::: MATERIAL PROVIDED :::

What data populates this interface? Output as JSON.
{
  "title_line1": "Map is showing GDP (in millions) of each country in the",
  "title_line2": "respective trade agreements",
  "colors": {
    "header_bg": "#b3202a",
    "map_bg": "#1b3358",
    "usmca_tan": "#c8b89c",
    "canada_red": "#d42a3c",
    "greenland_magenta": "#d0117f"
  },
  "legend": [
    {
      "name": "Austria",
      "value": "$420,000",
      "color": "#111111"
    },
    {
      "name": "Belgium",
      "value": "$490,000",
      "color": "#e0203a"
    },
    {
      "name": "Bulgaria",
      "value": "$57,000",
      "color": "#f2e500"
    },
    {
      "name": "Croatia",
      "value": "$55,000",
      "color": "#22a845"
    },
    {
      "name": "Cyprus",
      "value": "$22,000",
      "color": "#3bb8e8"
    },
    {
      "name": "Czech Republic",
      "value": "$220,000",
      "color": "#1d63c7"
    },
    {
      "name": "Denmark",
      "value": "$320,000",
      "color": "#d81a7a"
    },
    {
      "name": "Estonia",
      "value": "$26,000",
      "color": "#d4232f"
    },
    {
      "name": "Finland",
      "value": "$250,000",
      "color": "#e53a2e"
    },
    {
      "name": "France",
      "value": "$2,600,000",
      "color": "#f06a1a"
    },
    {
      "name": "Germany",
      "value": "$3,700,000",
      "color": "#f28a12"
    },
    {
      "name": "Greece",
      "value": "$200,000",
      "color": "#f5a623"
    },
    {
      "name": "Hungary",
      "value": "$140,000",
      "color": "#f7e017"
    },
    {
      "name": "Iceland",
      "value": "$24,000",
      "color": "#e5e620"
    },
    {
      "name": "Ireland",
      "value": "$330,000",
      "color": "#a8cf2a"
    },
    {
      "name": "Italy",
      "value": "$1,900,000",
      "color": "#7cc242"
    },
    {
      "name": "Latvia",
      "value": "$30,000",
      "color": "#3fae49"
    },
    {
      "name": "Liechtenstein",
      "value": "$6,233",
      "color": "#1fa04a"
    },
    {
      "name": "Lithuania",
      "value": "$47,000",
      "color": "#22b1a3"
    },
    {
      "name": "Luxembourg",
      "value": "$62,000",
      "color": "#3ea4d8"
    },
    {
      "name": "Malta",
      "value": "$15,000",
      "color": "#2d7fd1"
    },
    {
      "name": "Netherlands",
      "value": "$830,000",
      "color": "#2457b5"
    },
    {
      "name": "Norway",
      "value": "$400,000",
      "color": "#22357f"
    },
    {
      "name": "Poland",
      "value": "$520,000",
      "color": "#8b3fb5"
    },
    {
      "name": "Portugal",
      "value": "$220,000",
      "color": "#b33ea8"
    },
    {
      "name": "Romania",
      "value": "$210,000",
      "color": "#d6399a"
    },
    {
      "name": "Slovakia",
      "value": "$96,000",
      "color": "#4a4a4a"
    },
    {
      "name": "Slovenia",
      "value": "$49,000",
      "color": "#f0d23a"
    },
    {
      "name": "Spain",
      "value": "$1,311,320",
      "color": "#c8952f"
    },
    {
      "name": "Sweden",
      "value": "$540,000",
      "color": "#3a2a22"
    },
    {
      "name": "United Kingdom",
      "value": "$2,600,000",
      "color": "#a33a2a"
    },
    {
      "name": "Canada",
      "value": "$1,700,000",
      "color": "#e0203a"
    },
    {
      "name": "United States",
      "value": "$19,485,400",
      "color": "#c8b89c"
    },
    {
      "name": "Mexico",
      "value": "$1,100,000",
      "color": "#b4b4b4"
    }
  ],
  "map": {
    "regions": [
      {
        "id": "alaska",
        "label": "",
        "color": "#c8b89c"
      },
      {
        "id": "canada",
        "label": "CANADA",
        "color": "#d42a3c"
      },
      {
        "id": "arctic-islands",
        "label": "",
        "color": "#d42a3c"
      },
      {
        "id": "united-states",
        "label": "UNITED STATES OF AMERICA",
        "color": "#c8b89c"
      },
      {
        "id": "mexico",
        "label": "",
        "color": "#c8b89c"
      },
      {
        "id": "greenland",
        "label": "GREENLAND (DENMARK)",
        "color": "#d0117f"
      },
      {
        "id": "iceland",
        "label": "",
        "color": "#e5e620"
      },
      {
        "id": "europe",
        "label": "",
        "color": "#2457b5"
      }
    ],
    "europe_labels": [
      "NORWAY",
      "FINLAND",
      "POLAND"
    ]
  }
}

:::

**WORK TO COMPLETE:**
Copy out all the entries shown above, character for character.

**FINISHED TASK:**
What data populates this interface? Output as JSON.
{
  "title_line1": "Map is showing GDP (in millions) of each country in the",
  "title_line2": "respective trade agreements",
  "colors": {
    "header_bg": "#b3202a",
    "map_bg": "#1b3358",
    "usmca_tan": "#c8b89c",
    "canada_red": "#d42a3c",
    "greenland_magenta": "#d0117f"
  },
  "legend": [
    {
      "name": "Austria",
      "value": "$420,000",
      "color": "#111111"
    },
    {
      "name": "Belgium",
      "value": "$490,000",
      "color": "#e0203a"
    },
    {
      "name": "Bulgaria",
      "value": "$57,000",
      "color": "#f2e500"
    },
    {
      "name": "Croatia",
      "value": "$55,000",
      "color": "#22a845"
    },
    {
      "name": "Cyprus",
      "value": "$22,000",
      "color": "#3bb8e8"
    },
    {
      "name": "Czech Republic",
      "value": "$220,000",
      "color": "#1d63c7"
    },
    {
      "name": "Denmark",
      "value": "$320,000",
      "color": "#d81a7a"
    },
    {
      "name": "Estonia",
      "value": "$26,000",
      "color": "#d4232f"
    },
    {
      "name": "Finland",
      "value": "$250,000",
      "color": "#e53a2e"
    },
    {
      "name": "France",
      "value": "$2,600,000",
      "color": "#f06a1a"
    },
    {
      "name": "Germany",
      "value": "$3,700,000",
      "color": "#f28a12"
    },
    {
      "name": "Greece",
      "value": "$200,000",
      "color": "#f5a623"
    },
    {
      "name": "Hungary",
      "value": "$140,000",
      "color": "#f7e017"
    },
    {
      "name": "Iceland",
      "value": "$24,000",
      "color": "#e5e620"
    },
    {
      "name": "Ireland",
      "value": "$330,000",
      "color": "#a8cf2a"
    },
    {
      "name": "Italy",
      "value": "$1,900,000",
      "color": "#7cc242"
    },
    {
      "name": "Latvia",
      "value": "$30,000",
      "color": "#3fae49"
    },
    {
      "name": "Liechtenstein",
      "value": "$6,233",
      "color": "#1fa04a"
    },
    {
      "name": "Lithuania",
      "value": "$47,000",
      "color": "#22b1a3"
    },
    {
      "name": "Luxembourg",
      "value": "$62,000",
      "color": "#3ea4d8"
    },
    {
      "name": "Malta",
      "value": "$15,000",
      "color": "#2d7fd1"
    },
    {
      "name": "Netherlands",
      "value": "$830,000",
      "color": "#2457b5"
    },
    {
      "name": "Norway",
      "value": "$400,000",
      "color": "#22357f"
    },
    {
      "name": "Poland",
      "value": "$520,000",
      "color": "#8b3fb5"
    },
    {
      "name": "Portugal",
      "value": "$220,000",
      "color": "#b33ea8"
    },
    {
      "name": "Romania",
      "value": "$210,000",
      "color": "#d6399a"
    },
    {
      "name": "Slovakia",
      "value": "$96,000",
      "color": "#4a4a4a"
    },
    {
      "name": "Slovenia",
      "value": "$49,000",
      "color": "#f0d23a"
    },
    {
      "name": "Spain",
      "value": "$1,311,320",
      "color": "#c8952f"
    },
    {
      "name": "Sweden",
      "value": "$540,000",
      "color": "#3a2a22"
    },
    {
      "name": "United Kingdom",
      "value": "$2,600,000",
      "color": "#a33a2a"
    },
    {
      "name": "Canada",
      "value": "$1,700,000",
      "color": "#e0203a"
    },
    {
      "name": "United States",
      "value": "$19,485,400",
      "color": "#c8b89c"
    },
    {
      "name": "Mexico",
      "value": "$1,100,000",
      "color": "#b4b4b4"
    }
  ],
  "map": {
    "regions": [
      {
        "id": "alaska",
        "label": "",
        "color": "#c8b89c"
      },
      {
        "id": "canada",
        "label": "CANADA",
        "color": "#d42a3c"
      },
      {
        "id": "arctic-islands",
        "label": "",
        "color": "#d42a3c"
      },
      {
        "id": "united-states",
        "label": "UNITED STATES OF AMERICA",
        "color": "#c8b89c"
      },
      {
        "id": "mexico",
        "label": "",
        "color": "#c8b89c"
      },
      {
        "id": "greenland",
        "label": "GREENLAND (DENMARK)",
        "color": "#d0117f"
      },
      {
        "id": "iceland",
        "label": "",
        "color": "#e5e620"
      },
      {
        "id": "europe",
        "label": "",
        "color": "#2457b5"
      }
    ],
    "europe_labels": [
      "NORWAY",
      "FINLAND",
      "POLAND"
    ]
  }
}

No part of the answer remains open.